Both ends included, set down the lines from the line containing "Convert this document image to plain text." through the last line of the records below, without pictures.

**Dataset extract:**
──────────
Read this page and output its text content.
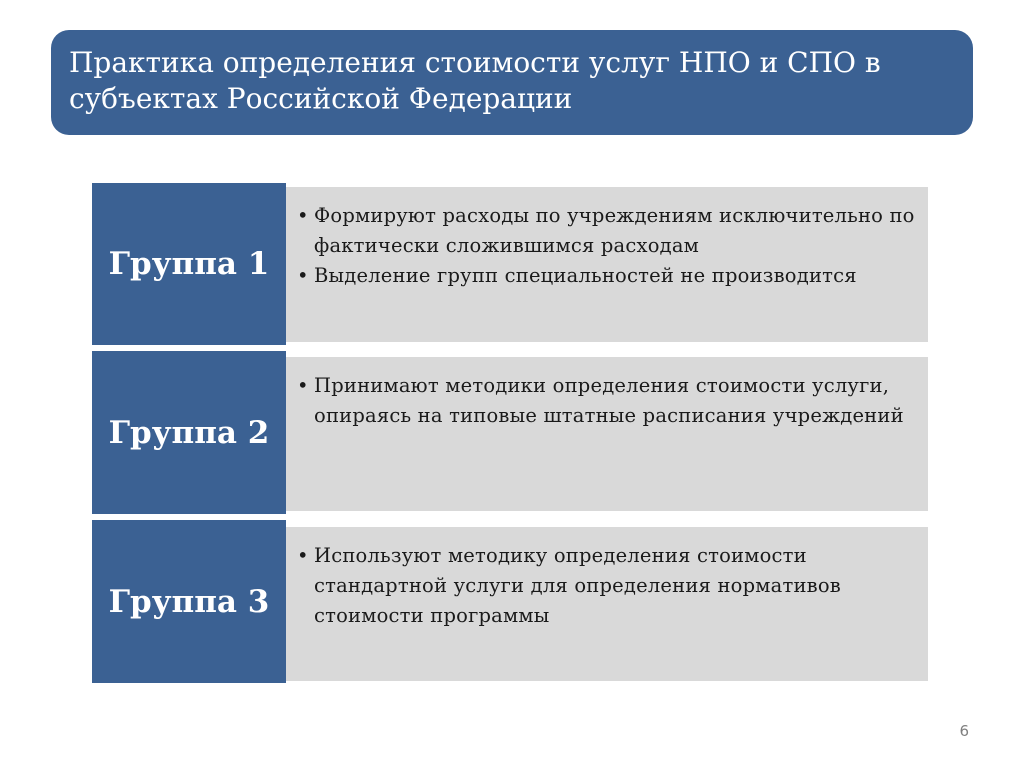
Практика определения стоимости услуг НПО и СПО в
субъектах Российской Федерации
Группа 1
• Формируют расходы по учреждениям исключительно по фактически сложившимся расходам
• Выделение групп специальностей не производится
Группа 2
• Принимают методики определения стоимости услуги, опираясь на типовые штатные расписания учреждений
Группа 3
• Используют методику определения стоимости стандартной услуги для определения нормативов стоимости программы
6
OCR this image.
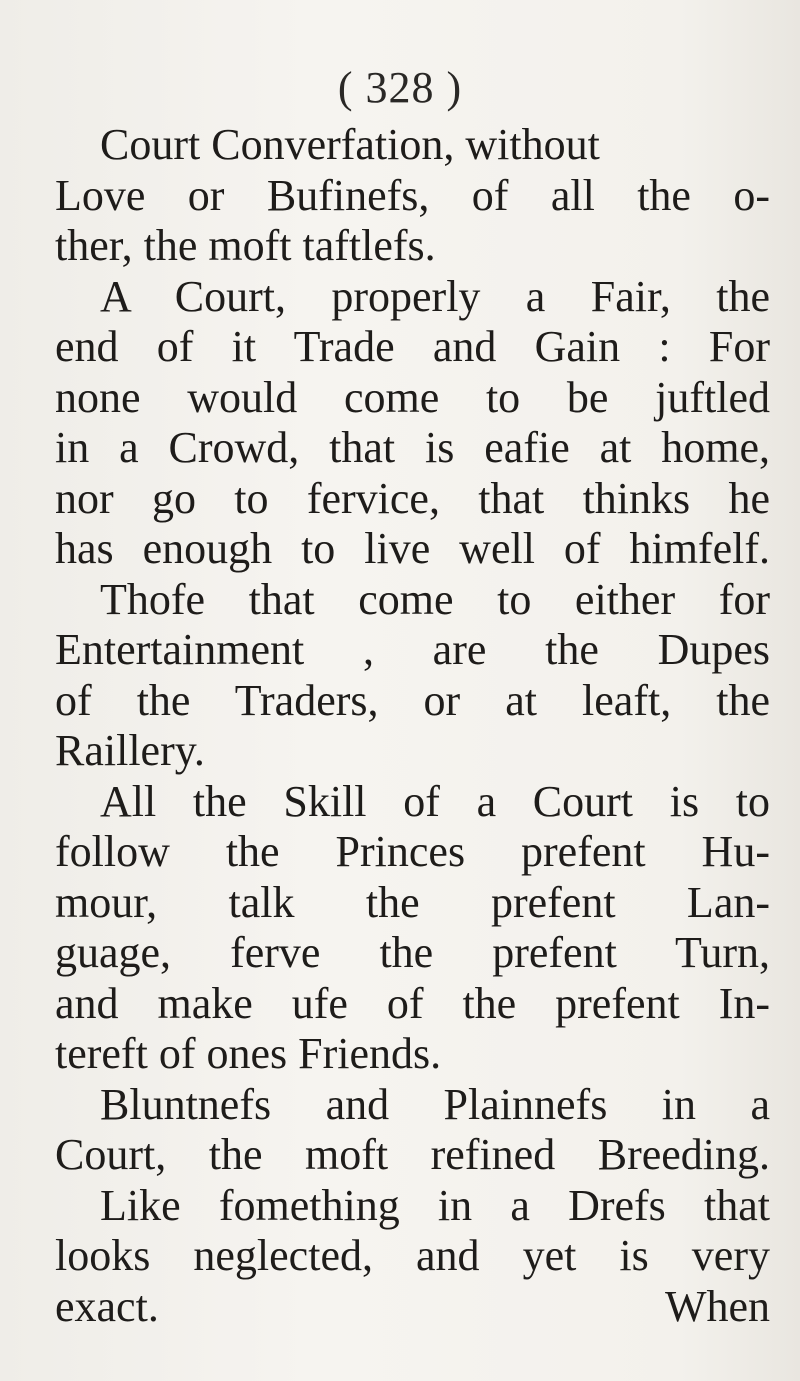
( 328 )
Court Converfation, without
Love or Bufinefs, of all the o-
ther, the moft taftlefs.
A Court, properly a Fair, the
end of it Trade and Gain : For
none would come to be juftled
in a Crowd, that is eafie at home,
nor go to fervice, that thinks he
has enough to live well of himfelf.
Thofe that come to either for
Entertainment , are the Dupes
of the Traders, or at leaft, the
Raillery.
All the Skill of a Court is to
follow the Princes prefent Hu-
mour, talk the prefent Lan-
guage, ferve the prefent Turn,
and make ufe of the prefent In-
tereft of ones Friends.
Bluntnefs and Plainnefs in a
Court, the moft refined Breeding.
Like fomething in a Drefs that
looks neglected, and yet is very
exact.	When
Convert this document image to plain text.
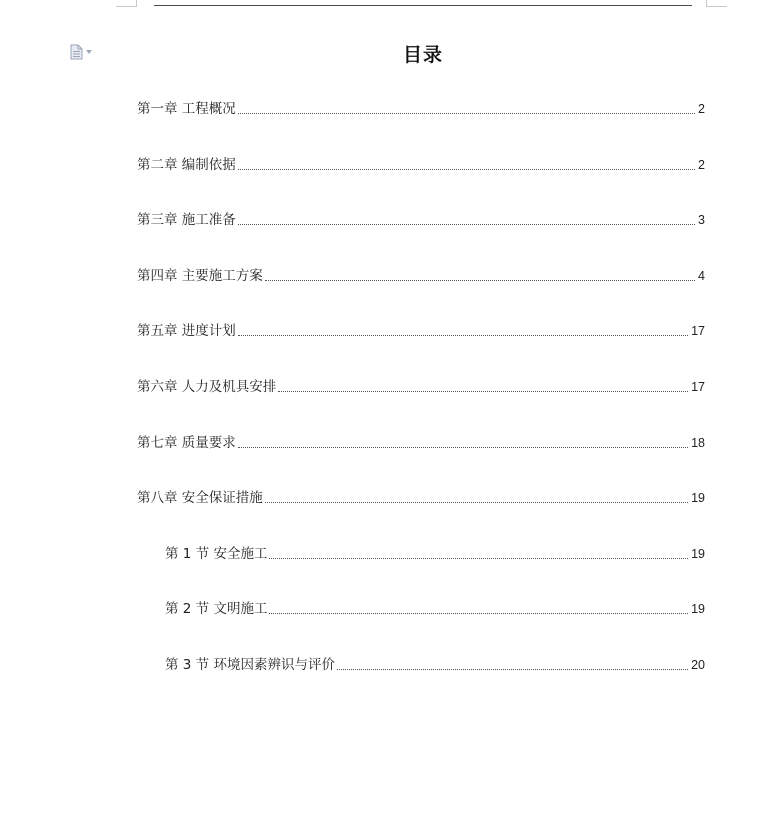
目录
第一章 工程概况	2
第二章 编制依据	2
第三章 施工准备	3
第四章 主要施工方案	4
第五章 进度计划	17
第六章 人力及机具安排	17
第七章 质量要求	18
第八章 安全保证措施	19
第 1 节 安全施工	19
第 2 节 文明施工	19
第 3 节 环境因素辨识与评价	20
──────────
**Written response:**
Convert this document image to plain text.
目录
第一章 工程概况	2
第二章 编制依据	2
第三章 施工准备	3
第四章 主要施工方案	4
第五章 进度计划	17
第六章 人力及机具安排	17
第七章 质量要求	18
第八章 安全保证措施	19
第 1 节 安全施工	19
第 2 节 文明施工	19
第 3 节 环境因素辨识与评价	20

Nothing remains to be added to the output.